[Stored dataset items]
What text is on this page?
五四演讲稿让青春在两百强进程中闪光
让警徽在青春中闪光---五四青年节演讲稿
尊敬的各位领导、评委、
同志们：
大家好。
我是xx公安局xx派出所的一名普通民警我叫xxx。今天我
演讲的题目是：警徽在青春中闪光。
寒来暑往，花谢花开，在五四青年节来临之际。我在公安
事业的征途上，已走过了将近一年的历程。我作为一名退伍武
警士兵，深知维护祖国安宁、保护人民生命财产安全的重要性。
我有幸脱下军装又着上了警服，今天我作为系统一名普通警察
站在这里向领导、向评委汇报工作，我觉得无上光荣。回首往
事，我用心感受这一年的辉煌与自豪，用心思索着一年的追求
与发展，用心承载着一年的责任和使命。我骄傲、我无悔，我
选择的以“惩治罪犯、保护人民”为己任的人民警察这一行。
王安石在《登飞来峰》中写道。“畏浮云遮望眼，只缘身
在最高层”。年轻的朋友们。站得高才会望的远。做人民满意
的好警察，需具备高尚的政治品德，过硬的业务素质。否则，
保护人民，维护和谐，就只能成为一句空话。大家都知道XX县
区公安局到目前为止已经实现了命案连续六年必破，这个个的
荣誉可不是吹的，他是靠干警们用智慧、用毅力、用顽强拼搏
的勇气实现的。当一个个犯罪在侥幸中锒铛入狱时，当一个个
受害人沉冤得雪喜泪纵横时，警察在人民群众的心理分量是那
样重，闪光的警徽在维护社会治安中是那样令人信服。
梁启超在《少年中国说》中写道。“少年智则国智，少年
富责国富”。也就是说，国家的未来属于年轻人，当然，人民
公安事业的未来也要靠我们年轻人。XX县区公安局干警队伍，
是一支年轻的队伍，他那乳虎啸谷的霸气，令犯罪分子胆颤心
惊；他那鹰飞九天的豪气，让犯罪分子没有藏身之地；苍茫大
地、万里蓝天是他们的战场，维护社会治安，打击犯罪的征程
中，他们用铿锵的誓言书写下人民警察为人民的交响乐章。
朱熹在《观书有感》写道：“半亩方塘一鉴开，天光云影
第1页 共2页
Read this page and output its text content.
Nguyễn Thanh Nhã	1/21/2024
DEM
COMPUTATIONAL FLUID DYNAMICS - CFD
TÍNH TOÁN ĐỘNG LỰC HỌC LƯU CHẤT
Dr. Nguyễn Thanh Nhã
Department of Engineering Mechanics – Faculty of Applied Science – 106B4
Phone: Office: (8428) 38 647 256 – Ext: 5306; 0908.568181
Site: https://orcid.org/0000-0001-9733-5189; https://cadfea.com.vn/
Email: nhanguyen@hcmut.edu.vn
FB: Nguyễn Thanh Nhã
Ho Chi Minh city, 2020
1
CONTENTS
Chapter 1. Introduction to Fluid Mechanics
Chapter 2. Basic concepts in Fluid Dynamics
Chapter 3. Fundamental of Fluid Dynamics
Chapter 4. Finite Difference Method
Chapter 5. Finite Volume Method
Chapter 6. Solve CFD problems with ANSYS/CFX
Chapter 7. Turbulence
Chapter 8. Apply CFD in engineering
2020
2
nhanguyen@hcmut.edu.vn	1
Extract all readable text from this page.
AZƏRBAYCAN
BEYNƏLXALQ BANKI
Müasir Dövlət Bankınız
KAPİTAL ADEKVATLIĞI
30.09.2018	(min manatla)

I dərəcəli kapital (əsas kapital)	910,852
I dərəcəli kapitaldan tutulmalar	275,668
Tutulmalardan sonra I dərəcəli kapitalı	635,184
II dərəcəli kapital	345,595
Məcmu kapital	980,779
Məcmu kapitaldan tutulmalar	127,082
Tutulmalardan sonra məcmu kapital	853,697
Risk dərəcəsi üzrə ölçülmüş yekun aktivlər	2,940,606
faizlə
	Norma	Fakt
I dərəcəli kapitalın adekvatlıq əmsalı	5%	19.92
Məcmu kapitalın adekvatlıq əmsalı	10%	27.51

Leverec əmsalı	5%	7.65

> _GOAL OF THE EXERCISE_
Output all of the data again, exactly.

> _RESULT FOR THIS TASK_
What text is on this page?
五四演讲稿让青春在两百强进程中闪光
让警徽在青春中闪光---五四青年节演讲稿
尊敬的各位领导、评委、
同志们：
大家好。
我是xx公安局xx派出所的一名普通民警我叫xxx。今天我
演讲的题目是：警徽在青春中闪光。
寒来暑往，花谢花开，在五四青年节来临之际。我在公安
事业的征途上，已走过了将近一年的历程。我作为一名退伍武
警士兵，深知维护祖国安宁、保护人民生命财产安全的重要性。
我有幸脱下军装又着上了警服，今天我作为系统一名普通警察
站在这里向领导、向评委汇报工作，我觉得无上光荣。回首往
事，我用心感受这一年的辉煌与自豪，用心思索着一年的追求
与发展，用心承载着一年的责任和使命。我骄傲、我无悔，我
选择的以“惩治罪犯、保护人民”为己任的人民警察这一行。
王安石在《登飞来峰》中写道。“畏浮云遮望眼，只缘身
在最高层”。年轻的朋友们。站得高才会望的远。做人民满意
的好警察，需具备高尚的政治品德，过硬的业务素质。否则，
保护人民，维护和谐，就只能成为一句空话。大家都知道XX县
区公安局到目前为止已经实现了命案连续六年必破，这个个的
荣誉可不是吹的，他是靠干警们用智慧、用毅力、用顽强拼搏
的勇气实现的。当一个个犯罪在侥幸中锒铛入狱时，当一个个
受害人沉冤得雪喜泪纵横时，警察在人民群众的心理分量是那
样重，闪光的警徽在维护社会治安中是那样令人信服。
梁启超在《少年中国说》中写道。“少年智则国智，少年
富责国富”。也就是说，国家的未来属于年轻人，当然，人民
公安事业的未来也要靠我们年轻人。XX县区公安局干警队伍，
是一支年轻的队伍，他那乳虎啸谷的霸气，令犯罪分子胆颤心
惊；他那鹰飞九天的豪气，让犯罪分子没有藏身之地；苍茫大
地、万里蓝天是他们的战场，维护社会治安，打击犯罪的征程
中，他们用铿锵的誓言书写下人民警察为人民的交响乐章。
朱熹在《观书有感》写道：“半亩方塘一鉴开，天光云影
第1页 共2页
Read this page and output its text content.
Nguyễn Thanh Nhã	1/21/2024
DEM
COMPUTATIONAL FLUID DYNAMICS - CFD
TÍNH TOÁN ĐỘNG LỰC HỌC LƯU CHẤT
Dr. Nguyễn Thanh Nhã
Department of Engineering Mechanics – Faculty of Applied Science – 106B4
Phone: Office: (8428) 38 647 256 – Ext: 5306; 0908.568181
Site: https://orcid.org/0000-0001-9733-5189; https://cadfea.com.vn/
Email: nhanguyen@hcmut.edu.vn
FB: Nguyễn Thanh Nhã
Ho Chi Minh city, 2020
1
CONTENTS
Chapter 1. Introduction to Fluid Mechanics
Chapter 2. Basic concepts in Fluid Dynamics
Chapter 3. Fundamental of Fluid Dynamics
Chapter 4. Finite Difference Method
Chapter 5. Finite Volume Method
Chapter 6. Solve CFD problems with ANSYS/CFX
Chapter 7. Turbulence
Chapter 8. Apply CFD in engineering
2020
2
nhanguyen@hcmut.edu.vn	1
Extract all readable text from this page.
AZƏRBAYCAN
BEYNƏLXALQ BANKI
Müasir Dövlət Bankınız
KAPİTAL ADEKVATLIĞI
30.09.2018	(min manatla)

I dərəcəli kapital (əsas kapital)	910,852
I dərəcəli kapitaldan tutulmalar	275,668
Tutulmalardan sonra I dərəcəli kapitalı	635,184
II dərəcəli kapital	345,595
Məcmu kapital	980,779
Məcmu kapitaldan tutulmalar	127,082
Tutulmalardan sonra məcmu kapital	853,697
Risk dərəcəsi üzrə ölçülmüş yekun aktivlər	2,940,606
faizlə
	Norma	Fakt
I dərəcəli kapitalın adekvatlıq əmsalı	5%	19.92
Məcmu kapitalın adekvatlıq əmsalı	10%	27.51

Leverec əmsalı	5%	7.65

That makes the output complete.